▶ **REQUIREMENT**: Reproduce the entire listing word for word.

########

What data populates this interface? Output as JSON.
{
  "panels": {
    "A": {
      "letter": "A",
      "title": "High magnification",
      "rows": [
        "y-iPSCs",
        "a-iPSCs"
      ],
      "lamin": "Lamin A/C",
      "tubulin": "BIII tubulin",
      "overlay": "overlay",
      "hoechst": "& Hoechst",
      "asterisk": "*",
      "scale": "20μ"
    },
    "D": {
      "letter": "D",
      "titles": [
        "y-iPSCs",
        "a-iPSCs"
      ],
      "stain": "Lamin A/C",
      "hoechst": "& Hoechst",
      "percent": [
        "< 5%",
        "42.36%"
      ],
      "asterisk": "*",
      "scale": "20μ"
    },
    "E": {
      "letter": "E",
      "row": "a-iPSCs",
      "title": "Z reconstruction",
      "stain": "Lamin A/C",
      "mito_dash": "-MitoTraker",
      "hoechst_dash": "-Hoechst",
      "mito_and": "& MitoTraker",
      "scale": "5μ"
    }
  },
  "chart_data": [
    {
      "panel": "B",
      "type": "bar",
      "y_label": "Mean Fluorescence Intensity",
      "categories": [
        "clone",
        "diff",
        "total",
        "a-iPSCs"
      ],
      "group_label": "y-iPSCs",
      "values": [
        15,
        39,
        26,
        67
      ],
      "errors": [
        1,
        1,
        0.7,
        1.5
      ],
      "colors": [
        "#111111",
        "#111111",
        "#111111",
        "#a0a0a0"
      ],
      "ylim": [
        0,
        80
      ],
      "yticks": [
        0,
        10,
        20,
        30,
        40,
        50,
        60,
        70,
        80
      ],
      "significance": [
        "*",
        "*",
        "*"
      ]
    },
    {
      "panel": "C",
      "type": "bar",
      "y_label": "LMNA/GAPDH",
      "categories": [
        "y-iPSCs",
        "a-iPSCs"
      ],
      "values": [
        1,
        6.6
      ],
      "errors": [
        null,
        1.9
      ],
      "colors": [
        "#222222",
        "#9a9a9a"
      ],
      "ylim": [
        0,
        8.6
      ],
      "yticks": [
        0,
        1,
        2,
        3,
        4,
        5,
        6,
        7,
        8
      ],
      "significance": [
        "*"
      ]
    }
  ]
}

########

▶ **ANSWER TO THIS EXERCISE**:
What data populates this interface? Output as JSON.
{
  "panels": {
    "A": {
      "letter": "A",
      "title": "High magnification",
      "rows": [
        "y-iPSCs",
        "a-iPSCs"
      ],
      "lamin": "Lamin A/C",
      "tubulin": "BIII tubulin",
      "overlay": "overlay",
      "hoechst": "& Hoechst",
      "asterisk": "*",
      "scale": "20μ"
    },
    "D": {
      "letter": "D",
      "titles": [
        "y-iPSCs",
        "a-iPSCs"
      ],
      "stain": "Lamin A/C",
      "hoechst": "& Hoechst",
      "percent": [
        "< 5%",
        "42.36%"
      ],
      "asterisk": "*",
      "scale": "20μ"
    },
    "E": {
      "letter": "E",
      "row": "a-iPSCs",
      "title": "Z reconstruction",
      "stain": "Lamin A/C",
      "mito_dash": "-MitoTraker",
      "hoechst_dash": "-Hoechst",
      "mito_and": "& MitoTraker",
      "scale": "5μ"
    }
  },
  "chart_data": [
    {
      "panel": "B",
      "type": "bar",
      "y_label": "Mean Fluorescence Intensity",
      "categories": [
        "clone",
        "diff",
        "total",
        "a-iPSCs"
      ],
      "group_label": "y-iPSCs",
      "values": [
        15,
        39,
        26,
        67
      ],
      "errors": [
        1,
        1,
        0.7,
        1.5
      ],
      "colors": [
        "#111111",
        "#111111",
        "#111111",
        "#a0a0a0"
      ],
      "ylim": [
        0,
        80
      ],
      "yticks": [
        0,
        10,
        20,
        30,
        40,
        50,
        60,
        70,
        80
      ],
      "significance": [
        "*",
        "*",
        "*"
      ]
    },
    {
      "panel": "C",
      "type": "bar",
      "y_label": "LMNA/GAPDH",
      "categories": [
        "y-iPSCs",
        "a-iPSCs"
      ],
      "values": [
        1,
        6.6
      ],
      "errors": [
        null,
        1.9
      ],
      "colors": [
        "#222222",
        "#9a9a9a"
      ],
      "ylim": [
        0,
        8.6
      ],
      "yticks": [
        0,
        1,
        2,
        3,
        4,
        5,
        6,
        7,
        8
      ],
      "significance": [
        "*"
      ]
    }
  ]
}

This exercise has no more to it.